What the task requires
Write out the material exactly. Do not include the pictures.

==*==

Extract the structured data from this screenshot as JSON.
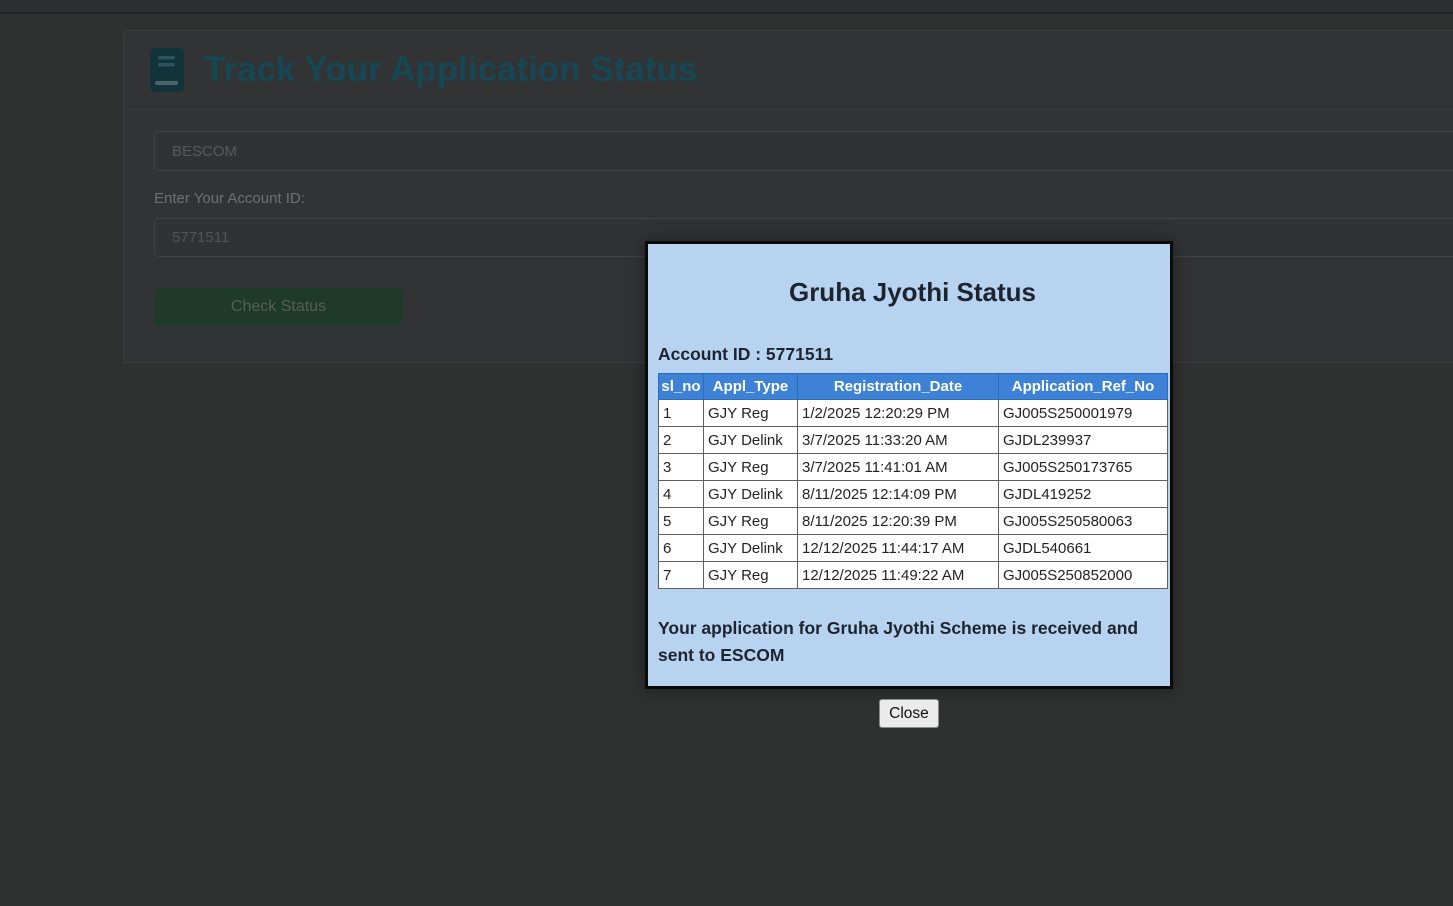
{
  "page": {
    "title": "Track Your Application Status"
  },
  "form": {
    "discom_value": "BESCOM",
    "account_label": "Enter Your Account ID:",
    "account_value": "5771511",
    "submit_label": "Check Status"
  },
  "modal": {
    "title": "Gruha Jyothi Status",
    "account_line": "Account ID : 5771511",
    "table": {
      "headers": [
        "sl_no",
        "Appl_Type",
        "Registration_Date",
        "Application_Ref_No"
      ],
      "rows": [
        [
          "1",
          "GJY Reg",
          "1/2/2025 12:20:29 PM",
          "GJ005S250001979"
        ],
        [
          "2",
          "GJY Delink",
          "3/7/2025 11:33:20 AM",
          "GJDL239937"
        ],
        [
          "3",
          "GJY Reg",
          "3/7/2025 11:41:01 AM",
          "GJ005S250173765"
        ],
        [
          "4",
          "GJY Delink",
          "8/11/2025 12:14:09 PM",
          "GJDL419252"
        ],
        [
          "5",
          "GJY Reg",
          "8/11/2025 12:20:39 PM",
          "GJ005S250580063"
        ],
        [
          "6",
          "GJY Delink",
          "12/12/2025 11:44:17 AM",
          "GJDL540661"
        ],
        [
          "7",
          "GJY Reg",
          "12/12/2025 11:49:22 AM",
          "GJ005S250852000"
        ]
      ]
    },
    "message": "Your application for Gruha Jyothi Scheme is received and sent to ESCOM",
    "close_label": "Close"
  },
  "icons": {
    "title_icon": "book-icon"
  },
  "colors": {
    "backdrop": "#2f3030",
    "title_teal": "#164754",
    "button_green": "#1f3a29",
    "modal_bg": "#b7d3f0",
    "modal_border": "#0a0a0a",
    "table_header_bg": "#3d82d7",
    "table_header_text": "#ffffff",
    "table_cell_bg": "#ffffff"
  }
}
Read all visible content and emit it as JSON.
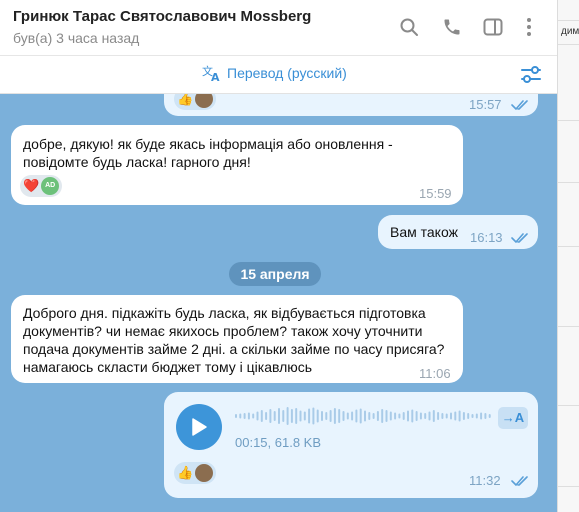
{
  "header": {
    "contact_name": "Гринюк Тарас Святославович Mossberg",
    "status": "був(а) 3 часа назад",
    "icons": [
      "search-icon",
      "phone-icon",
      "sidebar-toggle-icon",
      "more-vert-icon"
    ]
  },
  "translate_bar": {
    "label": "Перевод (русский)",
    "icon": "translate-icon",
    "settings_icon": "settings-sliders-icon"
  },
  "right_strip": {
    "text": "димо"
  },
  "messages": [
    {
      "direction": "out",
      "time": "15:57",
      "reactions": [
        "👍",
        "avatar"
      ],
      "status": "read",
      "partially_visible": true
    },
    {
      "direction": "in",
      "text": "добре, дякую! як буде якась інформація або оновлення - повідомте будь ласка! гарного дня!",
      "time": "15:59",
      "reactions": [
        "❤️",
        "AD"
      ]
    },
    {
      "direction": "out",
      "text": "Вам також",
      "time": "16:13",
      "status": "read"
    },
    {
      "type": "date_separator",
      "text": "15 апреля"
    },
    {
      "direction": "in",
      "text": "Доброго дня. підкажіть будь ласка, як відбувається підготовка документів? чи немає якихось проблем? також хочу уточнити подача документів займе 2 дні. а скільки займе по часу присяга? намагаюсь скласти бюджет тому і цікавлюсь",
      "time": "11:06"
    },
    {
      "direction": "out",
      "type": "voice",
      "duration": "00:15",
      "size": "61.8 KB",
      "meta": "00:15, 61.8 KB",
      "transcribe_label": "→A",
      "time": "11:32",
      "reactions": [
        "👍",
        "avatar"
      ],
      "status": "read"
    }
  ],
  "colors": {
    "chat_background": "#7bb0da",
    "incoming_bubble": "#ffffff",
    "outgoing_bubble": "#e8f4fe",
    "accent": "#3a8fd6",
    "date_chip": "#5f93bd"
  }
}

==*==

Output of the task
Extract the structured data from this screenshot as JSON.
{
  "page": {
    "title": "Track Your Application Status"
  },
  "form": {
    "discom_value": "BESCOM",
    "account_label": "Enter Your Account ID:",
    "account_value": "5771511",
    "submit_label": "Check Status"
  },
  "modal": {
    "title": "Gruha Jyothi Status",
    "account_line": "Account ID : 5771511",
    "table": {
      "headers": [
        "sl_no",
        "Appl_Type",
        "Registration_Date",
        "Application_Ref_No"
      ],
      "rows": [
        [
          "1",
          "GJY Reg",
          "1/2/2025 12:20:29 PM",
          "GJ005S250001979"
        ],
        [
          "2",
          "GJY Delink",
          "3/7/2025 11:33:20 AM",
          "GJDL239937"
        ],
        [
          "3",
          "GJY Reg",
          "3/7/2025 11:41:01 AM",
          "GJ005S250173765"
        ],
        [
          "4",
          "GJY Delink",
          "8/11/2025 12:14:09 PM",
          "GJDL419252"
        ],
        [
          "5",
          "GJY Reg",
          "8/11/2025 12:20:39 PM",
          "GJ005S250580063"
        ],
        [
          "6",
          "GJY Delink",
          "12/12/2025 11:44:17 AM",
          "GJDL540661"
        ],
        [
          "7",
          "GJY Reg",
          "12/12/2025 11:49:22 AM",
          "GJ005S250852000"
        ]
      ]
    },
    "message": "Your application for Gruha Jyothi Scheme is received and sent to ESCOM",
    "close_label": "Close"
  },
  "icons": {
    "title_icon": "book-icon"
  },
  "colors": {
    "backdrop": "#2f3030",
    "title_teal": "#164754",
    "button_green": "#1f3a29",
    "modal_bg": "#b7d3f0",
    "modal_border": "#0a0a0a",
    "table_header_bg": "#3d82d7",
    "table_header_text": "#ffffff",
    "table_cell_bg": "#ffffff"
  }
}
Read all visible content and emit it as JSON.
{
  "header": {
    "contact_name": "Гринюк Тарас Святославович Mossberg",
    "status": "був(а) 3 часа назад",
    "icons": [
      "search-icon",
      "phone-icon",
      "sidebar-toggle-icon",
      "more-vert-icon"
    ]
  },
  "translate_bar": {
    "label": "Перевод (русский)",
    "icon": "translate-icon",
    "settings_icon": "settings-sliders-icon"
  },
  "right_strip": {
    "text": "димо"
  },
  "messages": [
    {
      "direction": "out",
      "time": "15:57",
      "reactions": [
        "👍",
        "avatar"
      ],
      "status": "read",
      "partially_visible": true
    },
    {
      "direction": "in",
      "text": "добре, дякую! як буде якась інформація або оновлення - повідомте будь ласка! гарного дня!",
      "time": "15:59",
      "reactions": [
        "❤️",
        "AD"
      ]
    },
    {
      "direction": "out",
      "text": "Вам також",
      "time": "16:13",
      "status": "read"
    },
    {
      "type": "date_separator",
      "text": "15 апреля"
    },
    {
      "direction": "in",
      "text": "Доброго дня. підкажіть будь ласка, як відбувається підготовка документів? чи немає якихось проблем? також хочу уточнити подача документів займе 2 дні. а скільки займе по часу присяга? намагаюсь скласти бюджет тому і цікавлюсь",
      "time": "11:06"
    },
    {
      "direction": "out",
      "type": "voice",
      "duration": "00:15",
      "size": "61.8 KB",
      "meta": "00:15, 61.8 KB",
      "transcribe_label": "→A",
      "time": "11:32",
      "reactions": [
        "👍",
        "avatar"
      ],
      "status": "read"
    }
  ],
  "colors": {
    "chat_background": "#7bb0da",
    "incoming_bubble": "#ffffff",
    "outgoing_bubble": "#e8f4fe",
    "accent": "#3a8fd6",
    "date_chip": "#5f93bd"
  }
}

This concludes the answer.